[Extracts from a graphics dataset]
* begin *
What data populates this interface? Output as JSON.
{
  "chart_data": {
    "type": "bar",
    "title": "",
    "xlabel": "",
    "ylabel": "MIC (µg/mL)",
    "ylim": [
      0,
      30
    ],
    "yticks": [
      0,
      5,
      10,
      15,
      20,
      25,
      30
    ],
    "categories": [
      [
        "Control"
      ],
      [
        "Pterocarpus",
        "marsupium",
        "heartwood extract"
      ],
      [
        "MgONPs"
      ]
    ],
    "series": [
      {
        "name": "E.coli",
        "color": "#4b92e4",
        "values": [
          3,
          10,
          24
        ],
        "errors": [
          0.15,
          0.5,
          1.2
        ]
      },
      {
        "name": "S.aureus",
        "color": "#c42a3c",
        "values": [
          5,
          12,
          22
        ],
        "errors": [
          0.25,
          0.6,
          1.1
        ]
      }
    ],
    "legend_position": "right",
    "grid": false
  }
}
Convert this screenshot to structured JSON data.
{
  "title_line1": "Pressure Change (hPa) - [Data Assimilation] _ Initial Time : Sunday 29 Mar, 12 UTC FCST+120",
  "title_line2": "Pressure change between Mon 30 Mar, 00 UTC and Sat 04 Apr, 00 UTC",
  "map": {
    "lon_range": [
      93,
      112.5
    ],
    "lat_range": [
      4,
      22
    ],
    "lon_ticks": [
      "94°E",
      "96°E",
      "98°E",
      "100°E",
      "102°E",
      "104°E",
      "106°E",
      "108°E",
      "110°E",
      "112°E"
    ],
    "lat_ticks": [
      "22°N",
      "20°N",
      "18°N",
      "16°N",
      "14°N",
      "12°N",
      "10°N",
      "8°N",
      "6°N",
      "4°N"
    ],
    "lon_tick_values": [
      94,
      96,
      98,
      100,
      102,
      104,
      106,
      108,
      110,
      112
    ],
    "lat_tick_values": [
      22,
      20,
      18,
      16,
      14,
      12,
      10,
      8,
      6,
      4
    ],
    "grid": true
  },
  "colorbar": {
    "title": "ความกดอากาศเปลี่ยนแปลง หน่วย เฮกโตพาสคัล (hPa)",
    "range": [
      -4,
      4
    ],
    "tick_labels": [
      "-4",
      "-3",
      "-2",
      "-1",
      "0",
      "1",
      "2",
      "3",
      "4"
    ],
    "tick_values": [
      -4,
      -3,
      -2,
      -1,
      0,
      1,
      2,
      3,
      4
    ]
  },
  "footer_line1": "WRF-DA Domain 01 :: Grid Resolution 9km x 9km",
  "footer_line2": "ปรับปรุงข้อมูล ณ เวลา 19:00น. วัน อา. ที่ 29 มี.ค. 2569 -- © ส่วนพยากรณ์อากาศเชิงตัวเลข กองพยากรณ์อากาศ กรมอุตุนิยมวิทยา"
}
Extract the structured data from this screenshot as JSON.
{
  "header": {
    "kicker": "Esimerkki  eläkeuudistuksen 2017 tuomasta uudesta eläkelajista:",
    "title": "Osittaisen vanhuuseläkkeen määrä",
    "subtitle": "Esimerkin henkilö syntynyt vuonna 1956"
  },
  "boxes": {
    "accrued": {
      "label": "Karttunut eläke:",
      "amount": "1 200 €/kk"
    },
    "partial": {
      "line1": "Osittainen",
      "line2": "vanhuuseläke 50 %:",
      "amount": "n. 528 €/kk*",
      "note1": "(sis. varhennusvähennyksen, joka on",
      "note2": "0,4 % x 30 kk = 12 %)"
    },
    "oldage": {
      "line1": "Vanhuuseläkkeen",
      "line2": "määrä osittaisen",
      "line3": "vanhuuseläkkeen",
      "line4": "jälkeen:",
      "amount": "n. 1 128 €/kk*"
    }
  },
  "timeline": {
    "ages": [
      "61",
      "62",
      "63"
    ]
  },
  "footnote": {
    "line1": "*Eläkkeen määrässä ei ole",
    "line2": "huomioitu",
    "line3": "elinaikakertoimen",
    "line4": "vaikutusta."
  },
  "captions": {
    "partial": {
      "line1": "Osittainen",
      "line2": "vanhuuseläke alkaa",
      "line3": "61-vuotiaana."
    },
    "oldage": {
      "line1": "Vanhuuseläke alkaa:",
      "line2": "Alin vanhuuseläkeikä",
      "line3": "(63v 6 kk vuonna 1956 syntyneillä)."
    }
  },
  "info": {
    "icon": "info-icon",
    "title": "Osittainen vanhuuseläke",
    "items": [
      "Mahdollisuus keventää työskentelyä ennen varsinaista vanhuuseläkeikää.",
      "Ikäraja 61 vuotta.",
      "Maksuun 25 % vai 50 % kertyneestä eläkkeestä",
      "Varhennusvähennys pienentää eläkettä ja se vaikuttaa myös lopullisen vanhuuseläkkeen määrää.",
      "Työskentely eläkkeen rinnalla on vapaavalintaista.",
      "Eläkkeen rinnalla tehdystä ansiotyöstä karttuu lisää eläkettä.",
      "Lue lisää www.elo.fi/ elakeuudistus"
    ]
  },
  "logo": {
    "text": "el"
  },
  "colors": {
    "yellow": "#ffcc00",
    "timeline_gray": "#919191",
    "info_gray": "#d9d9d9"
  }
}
* end *
# Task brief
In the records above, find each line holding "amount" and copy it.

# Worked solution
      "amount": "1 200 €/kk"
      "amount": "n. 528 €/kk*",
      "amount": "n. 1 128 €/kk*"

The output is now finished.